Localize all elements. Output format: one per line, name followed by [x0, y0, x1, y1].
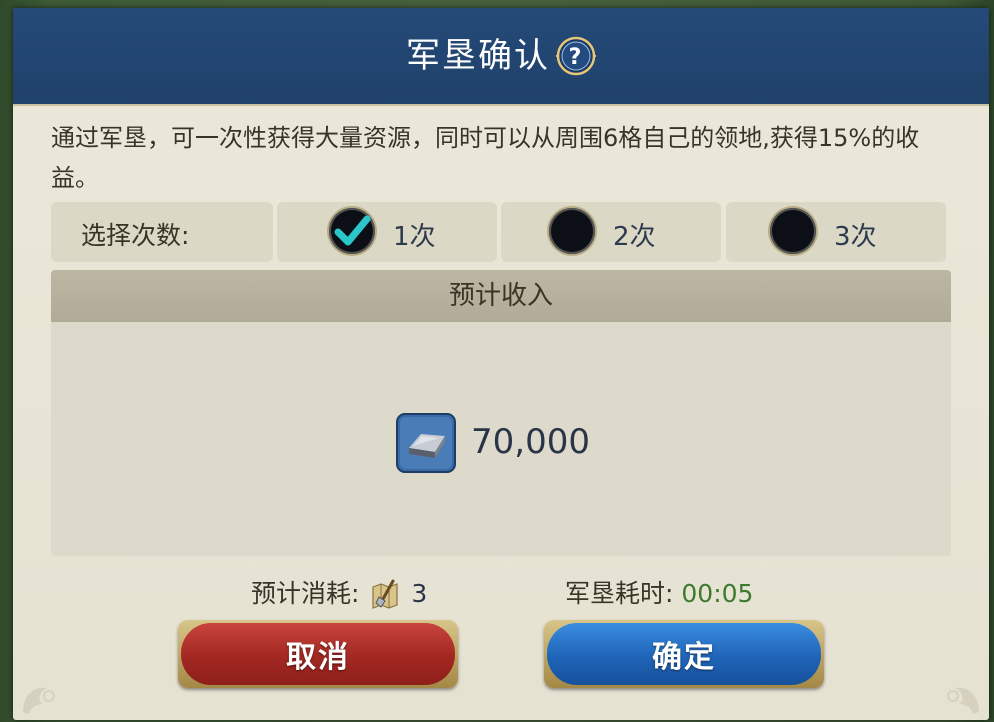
count-option-label: 3次 [834, 222, 877, 252]
dialog-title: 军垦确认 [406, 36, 550, 76]
radio-unchecked-icon[interactable] [770, 208, 816, 254]
cancel-button[interactable]: 取消 [178, 620, 458, 688]
reclaim-duration-label: 军垦耗时: [565, 579, 674, 608]
confirm-button-label: 确定 [547, 623, 821, 685]
count-selector: 选择次数: 1次 2次 3次 [51, 202, 948, 262]
dialog-title-row: 军垦确认 ? [13, 36, 989, 76]
count-option-2[interactable]: 2次 [501, 202, 721, 262]
dialog-title-bar: 军垦确认 ? [13, 8, 989, 106]
corner-ornament-icon [947, 687, 979, 714]
svg-text:?: ? [569, 45, 584, 70]
dialog-description: 通过军垦，可一次性获得大量资源，同时可以从周围6格自己的领地,获得15%的收益。 [51, 124, 920, 192]
radio-unchecked-icon[interactable] [549, 208, 595, 254]
reclaim-duration-value: 00:05 [681, 579, 754, 608]
count-option-3[interactable]: 3次 [726, 202, 946, 262]
expected-cost: 预计消耗: 3 [251, 574, 427, 611]
expected-income-panel: 预计收入 70,000 [51, 270, 951, 556]
expected-cost-label: 预计消耗: [251, 579, 360, 608]
count-option-label: 2次 [613, 222, 656, 252]
reclaim-duration: 军垦耗时: 00:05 [565, 574, 753, 610]
checkmark-icon [334, 215, 371, 246]
expected-income-header: 预计收入 [51, 270, 951, 322]
income-amount: 70,000 [471, 422, 590, 462]
corner-ornament-icon [23, 687, 55, 714]
military-reclaim-dialog: 军垦确认 ? 通过军垦，可一次性获得大量资源，同时可以从周围6格自己的领地,获得… [13, 8, 989, 720]
shovel-map-icon [372, 579, 398, 609]
confirm-button[interactable]: 确定 [544, 620, 824, 688]
cancel-button-label: 取消 [181, 623, 455, 685]
count-option-label: 1次 [393, 222, 436, 252]
iron-ingot-icon [396, 413, 456, 473]
help-icon[interactable]: ? [556, 36, 596, 76]
count-selector-label: 选择次数: [81, 221, 190, 250]
count-selector-label-cell: 选择次数: [51, 202, 273, 262]
expected-cost-amount: 3 [411, 579, 428, 608]
radio-checked-icon[interactable] [329, 208, 375, 254]
count-option-1[interactable]: 1次 [277, 202, 497, 262]
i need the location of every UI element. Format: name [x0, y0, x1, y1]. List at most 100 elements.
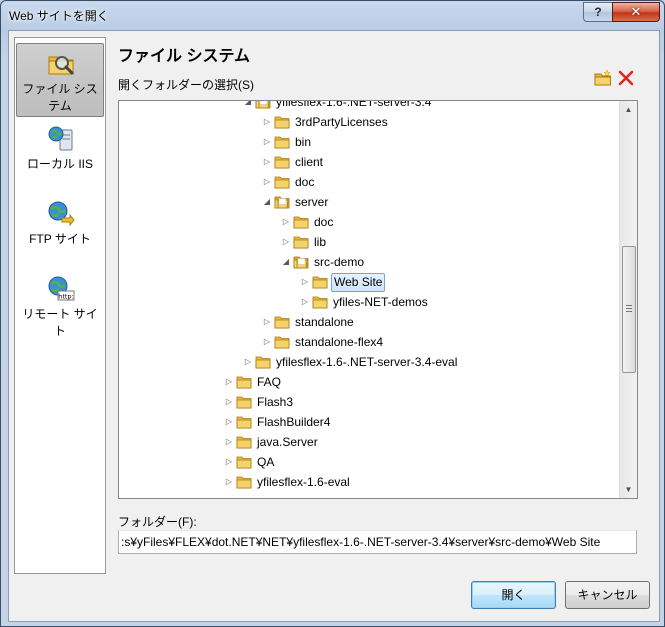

========

Rewrite all the records above with "corner-ornament-icon" replaced by "corner-decoration-icon" everywhere it appears, keeping everything else unchanged. Leave the pictures out.

Localize all elements. Output format: one per line, name followed by [x0, y0, x1, y1].
count-option-label: 3次 [834, 222, 877, 252]
dialog-title: 军垦确认 [406, 36, 550, 76]
radio-unchecked-icon[interactable] [770, 208, 816, 254]
cancel-button[interactable]: 取消 [178, 620, 458, 688]
reclaim-duration-label: 军垦耗时: [565, 579, 674, 608]
confirm-button-label: 确定 [547, 623, 821, 685]
count-selector: 选择次数: 1次 2次 3次 [51, 202, 948, 262]
dialog-title-row: 军垦确认 ? [13, 36, 989, 76]
count-option-2[interactable]: 2次 [501, 202, 721, 262]
dialog-title-bar: 军垦确认 ? [13, 8, 989, 106]
corner-decoration-icon [947, 687, 979, 714]
svg-text:?: ? [569, 45, 584, 70]
dialog-description: 通过军垦，可一次性获得大量资源，同时可以从周围6格自己的领地,获得15%的收益。 [51, 124, 920, 192]
radio-unchecked-icon[interactable] [549, 208, 595, 254]
reclaim-duration-value: 00:05 [681, 579, 754, 608]
count-option-3[interactable]: 3次 [726, 202, 946, 262]
expected-cost: 预计消耗: 3 [251, 574, 427, 611]
expected-income-panel: 预计收入 70,000 [51, 270, 951, 556]
expected-cost-label: 预计消耗: [251, 579, 360, 608]
count-option-label: 2次 [613, 222, 656, 252]
reclaim-duration: 军垦耗时: 00:05 [565, 574, 753, 610]
checkmark-icon [334, 215, 371, 246]
expected-income-header: 预计收入 [51, 270, 951, 322]
income-amount: 70,000 [471, 422, 590, 462]
corner-decoration-icon [23, 687, 55, 714]
military-reclaim-dialog: 军垦确认 ? 通过军垦，可一次性获得大量资源，同时可以从周围6格自己的领地,获得… [13, 8, 989, 720]
shovel-map-icon [372, 579, 398, 609]
confirm-button[interactable]: 确定 [544, 620, 824, 688]
cancel-button-label: 取消 [181, 623, 455, 685]
count-option-label: 1次 [393, 222, 436, 252]
iron-ingot-icon [396, 413, 456, 473]
help-icon[interactable]: ? [556, 36, 596, 76]
count-selector-label: 选择次数: [81, 221, 190, 250]
count-selector-label-cell: 选择次数: [51, 202, 273, 262]
expected-cost-amount: 3 [411, 579, 428, 608]
radio-checked-icon[interactable] [329, 208, 375, 254]
count-option-1[interactable]: 1次 [277, 202, 497, 262]
i need the location of every UI element. Format: name [x0, y0, x1, y1]. List at most 100 elements.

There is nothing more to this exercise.